**Written task:**
Show each line of the data below that has the string "serez" in it.

**Exercise inputs:**
— begin —

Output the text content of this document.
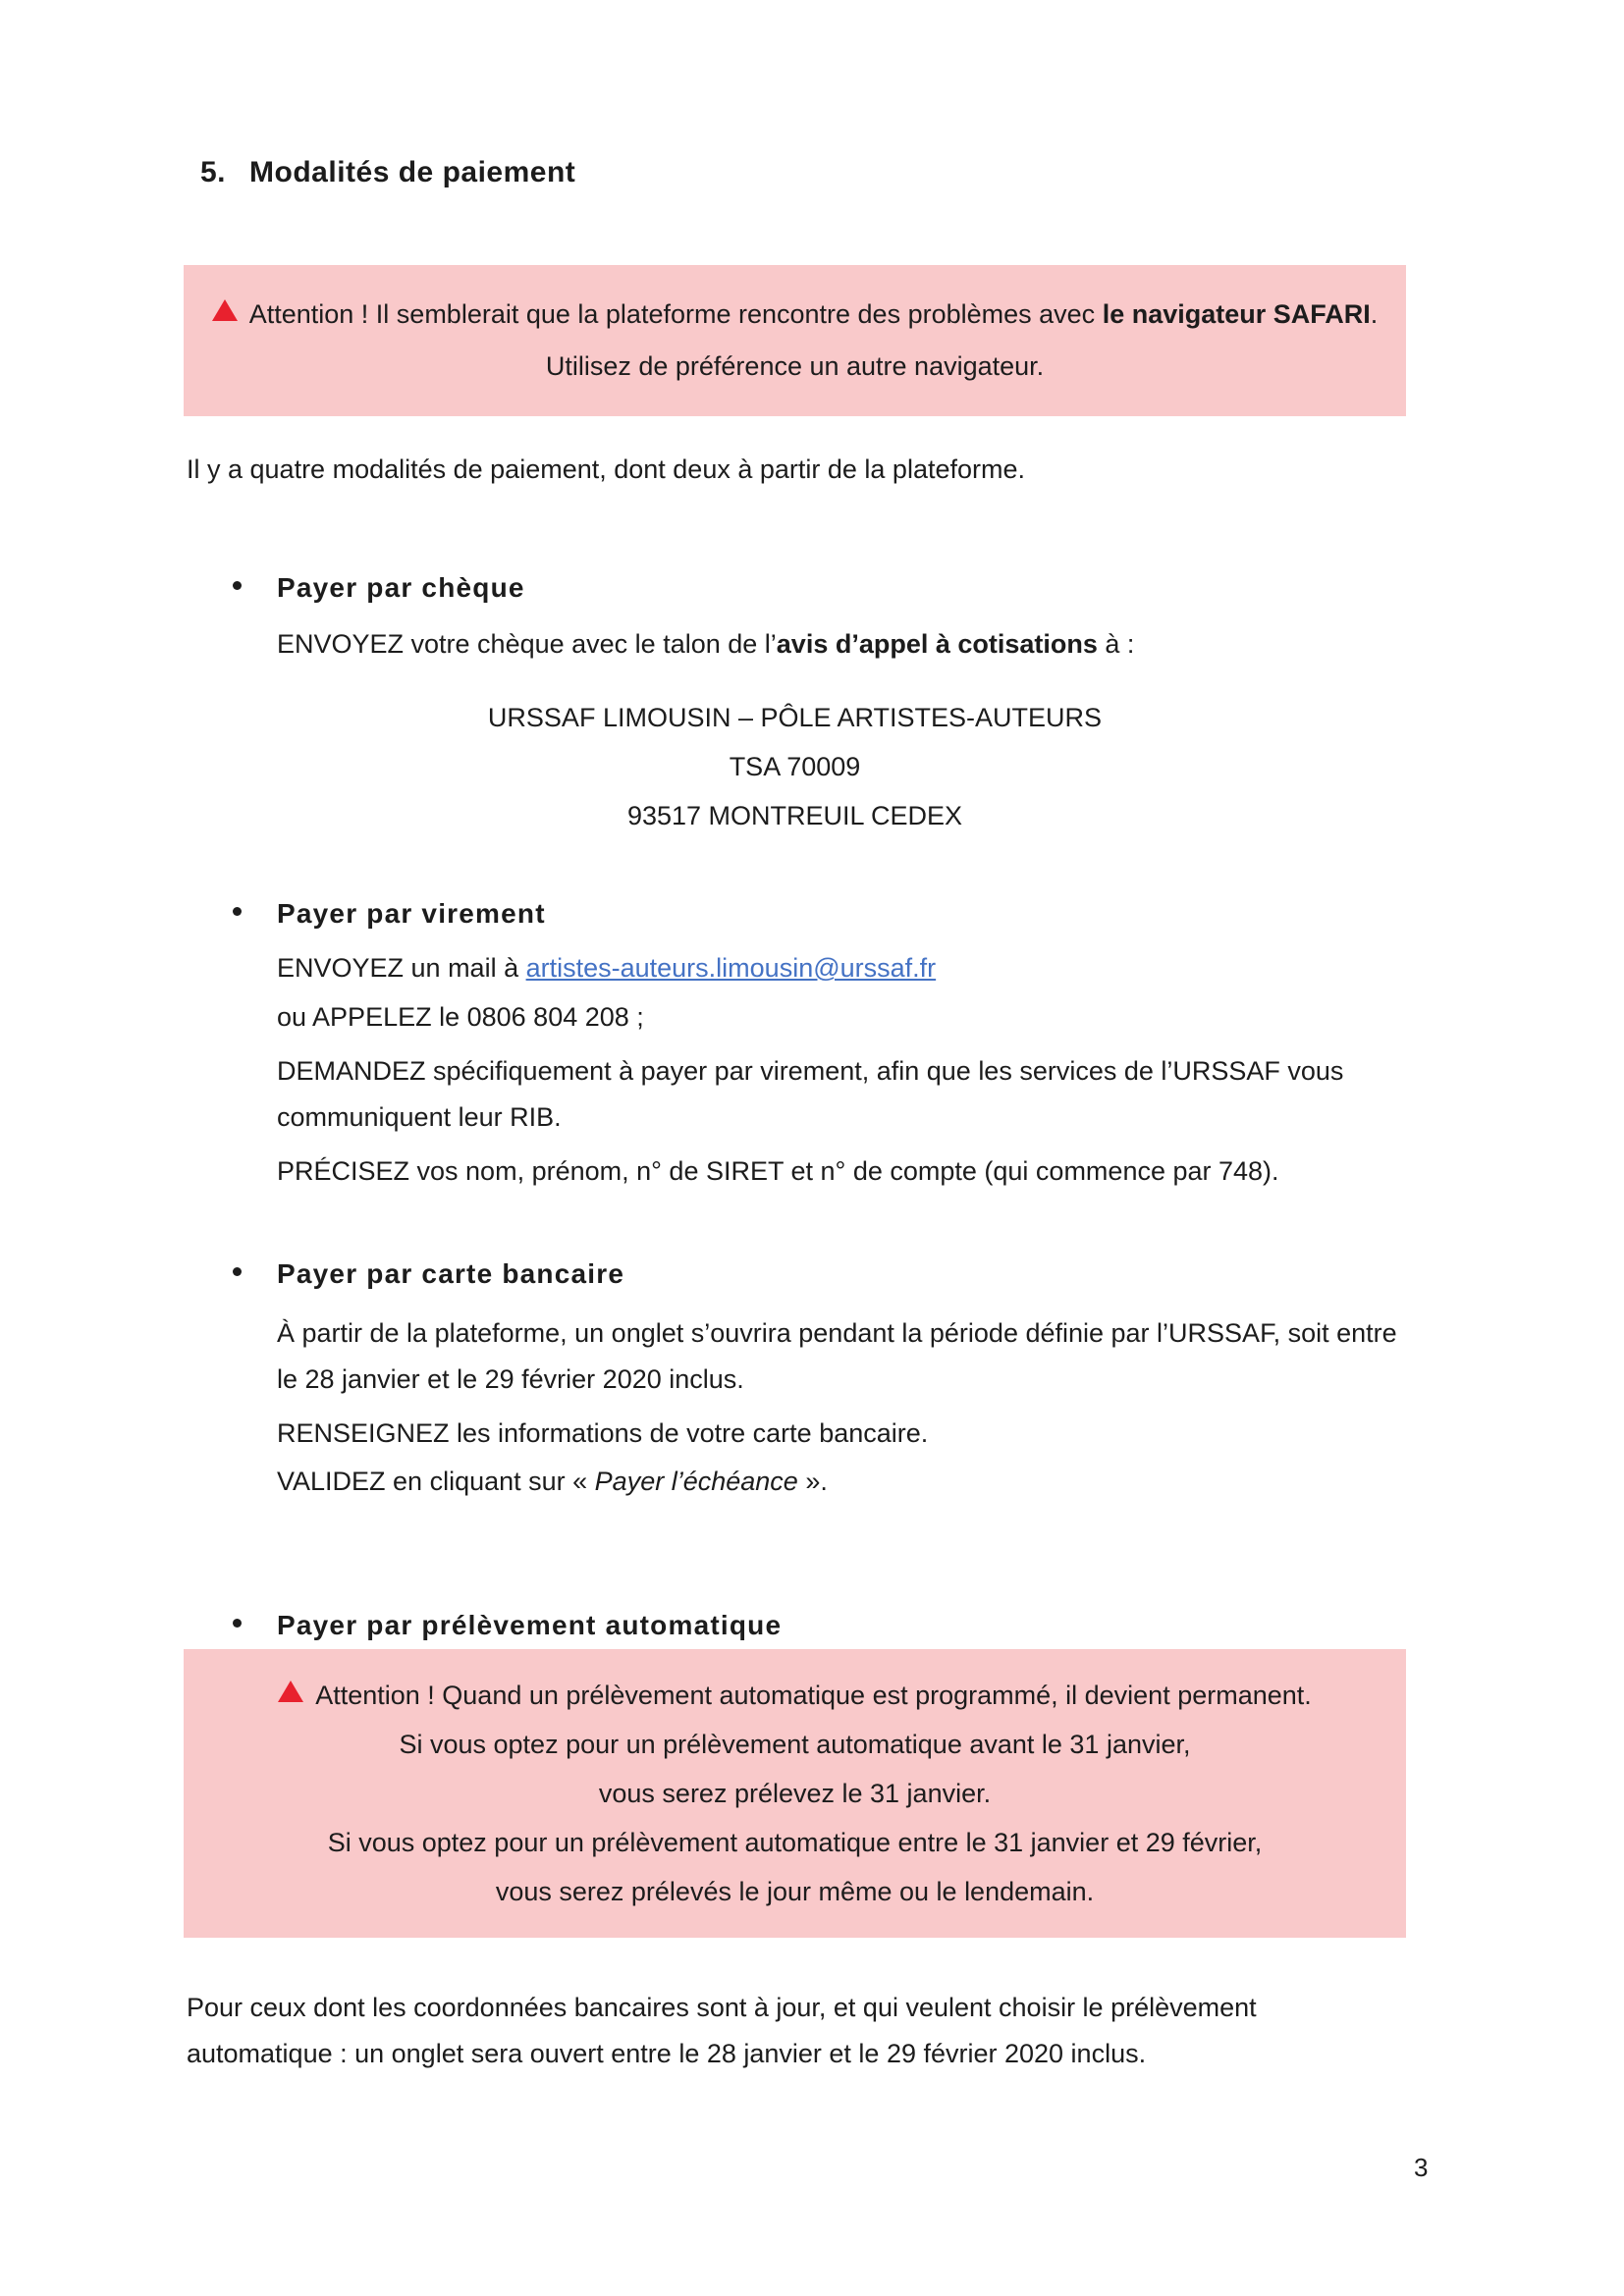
5. Modalités de paiement
Attention ! Il semblerait que la plateforme rencontre des problèmes avec le navigateur SAFARI. Utilisez de préférence un autre navigateur.
Il y a quatre modalités de paiement, dont deux à partir de la plateforme.
Payer par chèque
ENVOYEZ votre chèque avec le talon de l’avis d’appel à cotisations à :
URSSAF LIMOUSIN – PÔLE ARTISTES-AUTEURS
TSA 70009
93517 MONTREUIL CEDEX
Payer par virement
ENVOYEZ un mail à artistes-auteurs.limousin@urssaf.fr
ou APPELEZ le 0806 804 208 ;
DEMANDEZ spécifiquement à payer par virement, afin que les services de l’URSSAF vous communiquent leur RIB.
PRÉCISEZ vos nom, prénom, n° de SIRET et n° de compte (qui commence par 748).
Payer par carte bancaire
À partir de la plateforme, un onglet s’ouvrira pendant la période définie par l’URSSAF, soit entre le 28 janvier et le 29 février 2020 inclus.
RENSEIGNEZ les informations de votre carte bancaire.
VALIDEZ en cliquant sur « Payer l’échéance ».
Payer par prélèvement automatique
Attention ! Quand un prélèvement automatique est programmé, il devient permanent.
Si vous optez pour un prélèvement automatique avant le 31 janvier,
vous serez prélevez le 31 janvier.
Si vous optez pour un prélèvement automatique entre le 31 janvier et 29 février,
vous serez prélevés le jour même ou le lendemain.
Pour ceux dont les coordonnées bancaires sont à jour, et qui veulent choisir le prélèvement automatique : un onglet sera ouvert entre le 28 janvier et le 29 février 2020 inclus.
3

— end —

**Task answer:**
vous serez prélevez le 31 janvier.
vous serez prélevés le jour même ou le lendemain.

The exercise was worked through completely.